### Assignment: Author Prediction

**Problem Statement** -Given the content, your task is to predict the author.

---
**About Dataset**
>File 1 - content_author_assignment_train.csv

>File 2 - content_author_assignment_test.csv

The train file for any analysis and training
The test file can solely be used for prediction.

Columns - content, author

**Evaluation criteria** -cross entropy loss


---
#### **Loading required libraries**
> Importing support utlis file for preprocessing and feature extraction as well

In [1]:
import csv
import sys
import pandas as pd
from sklearn import svm
from xgboost import XGBClassifier
from sklearn.preprocessing import LabelEncoder
from sklearn.linear_model import SGDClassifier
from sklearn.naive_bayes import MultinomialNB
from sklearn.neighbors import KNeighborsClassifier
from sklearn.multiclass import OneVsRestClassifier
from sklearn.ensemble import RandomForestClassifier, AdaBoostClassifier
from sklearn.feature_extraction.text import CountVectorizer,TfidfVectorizer
from sklearn.model_selection import GridSearchCV,cross_val_score,train_test_split
from sklearn.metrics import accuracy_score, precision_score, recall_score, f1_score, roc_curve, auc,log_loss

sys.path.append("../")
# other local imports
from utlis.nlp_utlis import *
from utlis.text_analysis import FeatureEng

> **Initializing Global Parameters to be used during Classifiction**

In [2]:
'''Global Parameters'''
features = FeatureEng
LE = LabelEncoder()
tf_idf_vectorizer = TfidfVectorizer(lowercase=True)
MNB_classifier = MultinomialNB(alpha=0.5)
xgBoost = XGBClassifier()
rest_classifier = OneVsRestClassifier(SGDClassifier(loss='log', alpha=0.001,penalty='l2'), n_jobs=-1)
rf = RandomForestClassifier(random_state=3)

model_dict = {'XGBoost Classifier' : xgBoost,
              'Multinomial Naive Bayes' : MNB_classifier,
              'OneVsRest Classifier': rest_classifier,
              'Random Forest': rf,
              'AdaBoost': AdaBoostClassifier(random_state=3),
              'K Nearest Neighbor': KNeighborsClassifier(),
              'Stochastic Gradient Descent' : SGDClassifier(random_state=3, loss='log')}

> **Reading Training Data into Dataframe**

In [3]:
df = pd.read_csv("../data/content_author_assignment_train.csv")
df.head()

Unnamed: 0,content,author
0,"Fourth time this season, heavy rains paralysed...",The Quint
1,The BJP has made a significant gain of 11 addi...,PTI
2,Rajya Sabha saw two disruptions on Thursday al...,FP Staff
3,"Senior IPS officer Subodh Jaiswal, who had bee...",The Quint
4,"The government, on 27 February, announced a si...",PTI


>**Preprocessing content column by applying basic cleaning pipeline**

In [4]:
df['cleaned_content'] = df.content.apply(lambda x: features.clean_text(x))

### Records for this task
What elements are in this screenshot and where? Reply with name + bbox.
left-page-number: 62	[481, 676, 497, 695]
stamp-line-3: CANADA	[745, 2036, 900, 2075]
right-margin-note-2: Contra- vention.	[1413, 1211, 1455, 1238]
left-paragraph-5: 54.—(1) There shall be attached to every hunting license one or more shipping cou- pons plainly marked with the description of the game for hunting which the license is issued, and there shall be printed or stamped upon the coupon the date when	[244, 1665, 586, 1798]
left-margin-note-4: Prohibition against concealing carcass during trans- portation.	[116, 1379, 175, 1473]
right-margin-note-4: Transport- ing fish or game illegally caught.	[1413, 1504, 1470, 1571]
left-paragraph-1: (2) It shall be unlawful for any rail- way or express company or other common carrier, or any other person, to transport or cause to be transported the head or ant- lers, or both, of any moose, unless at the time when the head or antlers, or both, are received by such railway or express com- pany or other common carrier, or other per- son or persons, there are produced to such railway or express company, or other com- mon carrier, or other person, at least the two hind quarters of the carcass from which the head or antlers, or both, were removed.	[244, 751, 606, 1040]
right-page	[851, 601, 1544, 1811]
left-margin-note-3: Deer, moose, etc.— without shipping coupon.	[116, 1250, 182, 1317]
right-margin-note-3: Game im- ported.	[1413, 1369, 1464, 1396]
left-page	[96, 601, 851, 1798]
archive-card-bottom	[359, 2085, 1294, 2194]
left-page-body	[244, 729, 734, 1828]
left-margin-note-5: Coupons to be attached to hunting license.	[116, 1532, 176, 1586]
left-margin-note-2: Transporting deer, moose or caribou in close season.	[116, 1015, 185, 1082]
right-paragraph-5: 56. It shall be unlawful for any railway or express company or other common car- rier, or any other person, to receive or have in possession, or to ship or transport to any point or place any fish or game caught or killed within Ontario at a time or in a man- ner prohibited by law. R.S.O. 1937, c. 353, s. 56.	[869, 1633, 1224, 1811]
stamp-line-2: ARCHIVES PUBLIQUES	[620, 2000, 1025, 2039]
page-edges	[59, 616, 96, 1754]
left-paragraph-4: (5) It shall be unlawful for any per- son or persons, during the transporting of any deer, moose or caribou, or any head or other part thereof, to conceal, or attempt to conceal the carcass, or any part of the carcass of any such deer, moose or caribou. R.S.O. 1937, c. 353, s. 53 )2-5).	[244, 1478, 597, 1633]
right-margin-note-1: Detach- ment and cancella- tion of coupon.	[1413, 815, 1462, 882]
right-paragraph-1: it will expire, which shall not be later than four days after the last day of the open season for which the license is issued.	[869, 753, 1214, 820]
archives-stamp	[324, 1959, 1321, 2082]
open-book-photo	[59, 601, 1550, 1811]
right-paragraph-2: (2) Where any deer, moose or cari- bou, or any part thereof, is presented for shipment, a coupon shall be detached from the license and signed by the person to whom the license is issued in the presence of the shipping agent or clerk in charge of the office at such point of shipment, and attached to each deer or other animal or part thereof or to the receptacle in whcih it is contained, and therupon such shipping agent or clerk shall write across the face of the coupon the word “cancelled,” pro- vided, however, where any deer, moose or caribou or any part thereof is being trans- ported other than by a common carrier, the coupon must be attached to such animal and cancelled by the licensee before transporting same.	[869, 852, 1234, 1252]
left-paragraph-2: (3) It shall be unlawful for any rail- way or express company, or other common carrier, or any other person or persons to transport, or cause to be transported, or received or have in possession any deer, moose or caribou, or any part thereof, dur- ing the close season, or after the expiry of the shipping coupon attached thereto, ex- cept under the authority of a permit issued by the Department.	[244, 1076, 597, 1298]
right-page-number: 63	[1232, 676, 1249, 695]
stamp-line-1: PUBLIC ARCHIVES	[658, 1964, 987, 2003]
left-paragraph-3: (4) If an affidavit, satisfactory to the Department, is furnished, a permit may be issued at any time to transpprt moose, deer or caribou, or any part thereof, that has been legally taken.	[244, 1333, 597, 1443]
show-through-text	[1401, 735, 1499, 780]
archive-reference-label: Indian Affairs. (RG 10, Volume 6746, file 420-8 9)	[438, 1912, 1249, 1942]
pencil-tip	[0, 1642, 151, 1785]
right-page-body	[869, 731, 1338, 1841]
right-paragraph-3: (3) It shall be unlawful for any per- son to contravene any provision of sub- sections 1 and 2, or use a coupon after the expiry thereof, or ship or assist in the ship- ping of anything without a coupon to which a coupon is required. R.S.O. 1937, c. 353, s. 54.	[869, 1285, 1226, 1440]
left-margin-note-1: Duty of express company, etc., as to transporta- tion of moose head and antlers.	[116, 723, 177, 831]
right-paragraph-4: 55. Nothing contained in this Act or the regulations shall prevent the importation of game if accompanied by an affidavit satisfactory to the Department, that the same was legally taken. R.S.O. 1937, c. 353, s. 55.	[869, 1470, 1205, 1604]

### Written tasks
A - Rewrite the paragraph of the author-prediction assignment page that begins "The train file for any analysis" as a short two-item list, keeping its main facts.
B - In the entries, begin at the very first line and stop after the line that has "left-paragraph-5: 54.—(1) There". Swap every "license" for "permit" and give back only those lines, with everything else kept the same.
The assignment page and the entries are separate material with no connection to each other.

### Worked answers
A -
- Train file: for analysis and training
- Test file: for prediction only

B -
What elements are in this screenshot and where? Reply with name + bbox.
left-page-number: 62	[481, 676, 497, 695]
stamp-line-3: CANADA	[745, 2036, 900, 2075]
right-margin-note-2: Contra- vention.	[1413, 1211, 1455, 1238]
left-paragraph-5: 54.—(1) There shall be attached to every hunting permit one or more shipping cou- pons plainly marked with the description of the game for hunting which the permit is issued, and there shall be printed or stamped upon the coupon the date when	[244, 1665, 586, 1798]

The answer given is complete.